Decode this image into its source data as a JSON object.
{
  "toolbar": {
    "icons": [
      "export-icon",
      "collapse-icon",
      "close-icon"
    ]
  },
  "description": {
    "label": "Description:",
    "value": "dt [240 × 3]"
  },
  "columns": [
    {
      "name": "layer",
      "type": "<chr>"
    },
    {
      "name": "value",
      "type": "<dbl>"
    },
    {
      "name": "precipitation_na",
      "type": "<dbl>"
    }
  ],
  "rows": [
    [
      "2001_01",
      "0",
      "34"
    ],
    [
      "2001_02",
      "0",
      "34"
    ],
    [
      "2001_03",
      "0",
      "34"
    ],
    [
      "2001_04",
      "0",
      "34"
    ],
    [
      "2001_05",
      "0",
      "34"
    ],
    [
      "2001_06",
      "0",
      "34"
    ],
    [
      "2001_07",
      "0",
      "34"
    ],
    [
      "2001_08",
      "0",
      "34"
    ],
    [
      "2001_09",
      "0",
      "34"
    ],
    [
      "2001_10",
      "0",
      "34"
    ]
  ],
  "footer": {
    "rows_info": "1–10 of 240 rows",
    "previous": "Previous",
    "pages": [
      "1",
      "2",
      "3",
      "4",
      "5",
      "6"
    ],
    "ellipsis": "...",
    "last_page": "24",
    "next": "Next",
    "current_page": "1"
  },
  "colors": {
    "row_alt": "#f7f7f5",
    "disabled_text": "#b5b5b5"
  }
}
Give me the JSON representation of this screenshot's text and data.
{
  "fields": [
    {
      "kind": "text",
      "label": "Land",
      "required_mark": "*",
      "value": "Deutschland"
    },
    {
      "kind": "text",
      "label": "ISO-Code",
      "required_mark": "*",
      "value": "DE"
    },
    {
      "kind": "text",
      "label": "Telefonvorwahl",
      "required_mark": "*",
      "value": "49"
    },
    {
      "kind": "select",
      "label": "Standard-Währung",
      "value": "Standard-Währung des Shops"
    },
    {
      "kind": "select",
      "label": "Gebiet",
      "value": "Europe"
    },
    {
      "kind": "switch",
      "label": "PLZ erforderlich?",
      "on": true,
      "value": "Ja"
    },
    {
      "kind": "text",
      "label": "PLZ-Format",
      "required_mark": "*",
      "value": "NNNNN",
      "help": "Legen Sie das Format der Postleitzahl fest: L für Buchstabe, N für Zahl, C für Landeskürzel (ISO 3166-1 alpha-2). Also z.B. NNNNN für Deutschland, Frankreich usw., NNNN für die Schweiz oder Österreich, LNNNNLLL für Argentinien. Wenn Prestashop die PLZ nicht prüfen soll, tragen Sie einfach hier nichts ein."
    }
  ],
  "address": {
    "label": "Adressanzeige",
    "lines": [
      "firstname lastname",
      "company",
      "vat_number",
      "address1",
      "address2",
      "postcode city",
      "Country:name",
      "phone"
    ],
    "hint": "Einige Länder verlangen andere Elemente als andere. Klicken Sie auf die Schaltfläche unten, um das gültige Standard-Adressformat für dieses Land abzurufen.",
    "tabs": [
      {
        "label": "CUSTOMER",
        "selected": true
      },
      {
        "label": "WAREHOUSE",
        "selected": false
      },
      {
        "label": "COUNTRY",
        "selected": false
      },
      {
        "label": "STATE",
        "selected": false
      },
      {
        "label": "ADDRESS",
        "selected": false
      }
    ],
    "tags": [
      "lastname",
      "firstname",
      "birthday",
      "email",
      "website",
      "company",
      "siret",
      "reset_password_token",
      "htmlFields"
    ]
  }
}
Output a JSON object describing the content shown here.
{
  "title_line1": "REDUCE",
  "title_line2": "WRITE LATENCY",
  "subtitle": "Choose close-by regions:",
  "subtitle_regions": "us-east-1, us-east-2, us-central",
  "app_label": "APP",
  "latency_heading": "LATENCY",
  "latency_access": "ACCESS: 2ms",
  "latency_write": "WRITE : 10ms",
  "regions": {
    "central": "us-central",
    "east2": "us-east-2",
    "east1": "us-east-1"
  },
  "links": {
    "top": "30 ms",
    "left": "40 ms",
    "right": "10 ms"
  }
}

- _WHAT IS EXPECTED_
Search the lines above for the string "data" and copy each line that has it.

- _TASK OUTPUT_
Decode this image into its source data as a JSON object.
Give me the JSON representation of this screenshot's text and data.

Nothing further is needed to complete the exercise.